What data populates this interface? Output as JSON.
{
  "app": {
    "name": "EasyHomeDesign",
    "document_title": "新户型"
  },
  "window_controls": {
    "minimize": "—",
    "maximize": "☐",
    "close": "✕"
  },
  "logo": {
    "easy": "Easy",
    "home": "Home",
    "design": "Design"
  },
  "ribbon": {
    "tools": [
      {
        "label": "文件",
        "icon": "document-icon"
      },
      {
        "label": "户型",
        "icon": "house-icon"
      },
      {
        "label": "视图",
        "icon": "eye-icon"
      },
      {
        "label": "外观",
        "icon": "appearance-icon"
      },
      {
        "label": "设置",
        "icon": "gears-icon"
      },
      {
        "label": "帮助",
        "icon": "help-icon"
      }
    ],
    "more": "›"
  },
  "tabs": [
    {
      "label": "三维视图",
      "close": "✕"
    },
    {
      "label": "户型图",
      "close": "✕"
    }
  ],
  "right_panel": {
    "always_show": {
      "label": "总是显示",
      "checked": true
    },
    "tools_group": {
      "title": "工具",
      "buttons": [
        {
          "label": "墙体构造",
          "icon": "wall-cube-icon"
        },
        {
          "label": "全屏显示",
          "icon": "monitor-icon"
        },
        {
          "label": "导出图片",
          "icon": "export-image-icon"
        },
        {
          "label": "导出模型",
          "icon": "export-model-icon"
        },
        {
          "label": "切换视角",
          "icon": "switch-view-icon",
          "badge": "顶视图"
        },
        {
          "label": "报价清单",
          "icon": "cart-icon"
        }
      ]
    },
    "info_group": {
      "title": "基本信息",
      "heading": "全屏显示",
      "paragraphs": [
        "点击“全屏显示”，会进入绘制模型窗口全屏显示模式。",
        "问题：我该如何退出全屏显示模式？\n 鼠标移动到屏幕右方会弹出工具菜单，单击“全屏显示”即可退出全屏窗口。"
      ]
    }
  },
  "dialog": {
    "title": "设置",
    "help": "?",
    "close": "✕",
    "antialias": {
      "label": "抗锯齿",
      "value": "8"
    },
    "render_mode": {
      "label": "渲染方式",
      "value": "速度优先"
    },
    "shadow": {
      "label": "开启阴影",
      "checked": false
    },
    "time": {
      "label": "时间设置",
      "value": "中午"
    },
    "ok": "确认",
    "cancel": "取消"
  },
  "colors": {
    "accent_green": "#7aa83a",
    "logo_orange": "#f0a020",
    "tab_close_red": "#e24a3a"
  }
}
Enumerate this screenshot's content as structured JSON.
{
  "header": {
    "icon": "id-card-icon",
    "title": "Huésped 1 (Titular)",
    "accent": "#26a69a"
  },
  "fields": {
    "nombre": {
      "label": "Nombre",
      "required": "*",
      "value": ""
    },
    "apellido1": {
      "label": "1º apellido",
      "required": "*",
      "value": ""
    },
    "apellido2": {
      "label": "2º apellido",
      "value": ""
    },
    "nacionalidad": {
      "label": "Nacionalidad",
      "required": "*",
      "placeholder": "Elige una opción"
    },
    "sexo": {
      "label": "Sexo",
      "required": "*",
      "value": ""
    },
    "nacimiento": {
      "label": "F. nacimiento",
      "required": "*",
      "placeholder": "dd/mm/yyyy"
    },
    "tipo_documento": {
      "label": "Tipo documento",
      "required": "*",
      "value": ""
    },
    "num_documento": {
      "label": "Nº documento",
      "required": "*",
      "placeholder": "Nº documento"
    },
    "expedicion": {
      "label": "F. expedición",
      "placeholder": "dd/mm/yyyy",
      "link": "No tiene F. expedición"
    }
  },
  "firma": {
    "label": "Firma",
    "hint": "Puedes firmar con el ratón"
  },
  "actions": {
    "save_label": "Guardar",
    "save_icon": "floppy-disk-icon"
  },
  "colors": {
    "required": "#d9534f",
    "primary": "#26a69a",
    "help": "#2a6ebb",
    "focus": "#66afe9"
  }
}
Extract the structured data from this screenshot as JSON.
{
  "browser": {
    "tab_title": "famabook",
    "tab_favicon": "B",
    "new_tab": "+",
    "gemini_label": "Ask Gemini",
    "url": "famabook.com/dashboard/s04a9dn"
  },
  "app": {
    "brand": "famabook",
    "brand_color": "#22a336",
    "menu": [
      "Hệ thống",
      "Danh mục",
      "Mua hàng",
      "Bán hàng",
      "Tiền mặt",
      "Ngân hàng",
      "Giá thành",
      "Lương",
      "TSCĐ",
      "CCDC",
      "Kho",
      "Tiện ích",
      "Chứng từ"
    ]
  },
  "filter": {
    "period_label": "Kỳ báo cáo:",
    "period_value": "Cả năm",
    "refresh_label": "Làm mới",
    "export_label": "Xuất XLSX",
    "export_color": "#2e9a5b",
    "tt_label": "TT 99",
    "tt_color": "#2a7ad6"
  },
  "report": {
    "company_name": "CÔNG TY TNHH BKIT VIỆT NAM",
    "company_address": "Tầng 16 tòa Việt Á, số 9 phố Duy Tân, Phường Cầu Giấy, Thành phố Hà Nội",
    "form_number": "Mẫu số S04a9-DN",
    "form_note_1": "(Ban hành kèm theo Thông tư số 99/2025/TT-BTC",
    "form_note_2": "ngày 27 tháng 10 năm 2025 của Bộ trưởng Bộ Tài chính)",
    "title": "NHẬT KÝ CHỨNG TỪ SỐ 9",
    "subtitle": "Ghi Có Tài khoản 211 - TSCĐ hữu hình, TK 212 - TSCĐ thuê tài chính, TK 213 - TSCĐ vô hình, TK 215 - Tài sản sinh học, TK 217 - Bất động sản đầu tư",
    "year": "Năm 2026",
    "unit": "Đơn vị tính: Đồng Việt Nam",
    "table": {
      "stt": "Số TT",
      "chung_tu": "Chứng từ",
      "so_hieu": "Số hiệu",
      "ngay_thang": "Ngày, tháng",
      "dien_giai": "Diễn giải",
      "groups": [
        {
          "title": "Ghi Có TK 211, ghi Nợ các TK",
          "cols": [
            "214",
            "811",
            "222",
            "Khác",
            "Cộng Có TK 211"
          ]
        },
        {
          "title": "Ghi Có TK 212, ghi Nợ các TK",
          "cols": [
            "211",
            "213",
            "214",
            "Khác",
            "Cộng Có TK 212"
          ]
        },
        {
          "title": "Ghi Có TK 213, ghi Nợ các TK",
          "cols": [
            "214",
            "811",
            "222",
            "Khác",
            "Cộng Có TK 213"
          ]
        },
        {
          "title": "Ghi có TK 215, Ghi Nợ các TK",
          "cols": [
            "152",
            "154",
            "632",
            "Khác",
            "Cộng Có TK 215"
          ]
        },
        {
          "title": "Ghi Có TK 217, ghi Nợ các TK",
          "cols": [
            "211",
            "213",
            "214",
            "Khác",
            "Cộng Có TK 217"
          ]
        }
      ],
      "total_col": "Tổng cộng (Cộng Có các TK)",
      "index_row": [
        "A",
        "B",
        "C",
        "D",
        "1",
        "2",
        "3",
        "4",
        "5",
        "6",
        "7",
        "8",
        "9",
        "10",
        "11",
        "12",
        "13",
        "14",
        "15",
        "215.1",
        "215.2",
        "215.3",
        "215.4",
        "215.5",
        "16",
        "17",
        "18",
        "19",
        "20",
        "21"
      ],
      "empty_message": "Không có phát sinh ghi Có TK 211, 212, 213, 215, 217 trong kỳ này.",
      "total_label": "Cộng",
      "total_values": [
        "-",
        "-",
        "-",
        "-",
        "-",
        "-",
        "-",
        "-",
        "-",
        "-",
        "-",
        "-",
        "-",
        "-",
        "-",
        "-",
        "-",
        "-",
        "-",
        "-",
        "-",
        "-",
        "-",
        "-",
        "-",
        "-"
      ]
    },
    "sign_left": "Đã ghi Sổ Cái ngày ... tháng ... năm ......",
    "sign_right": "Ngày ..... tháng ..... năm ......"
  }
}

» **Do this**: Filter the records down to the lines that contain the string "yyyy", and copy those lines.

» **Written answer**:
      "placeholder": "dd/mm/yyyy"
      "placeholder": "dd/mm/yyyy",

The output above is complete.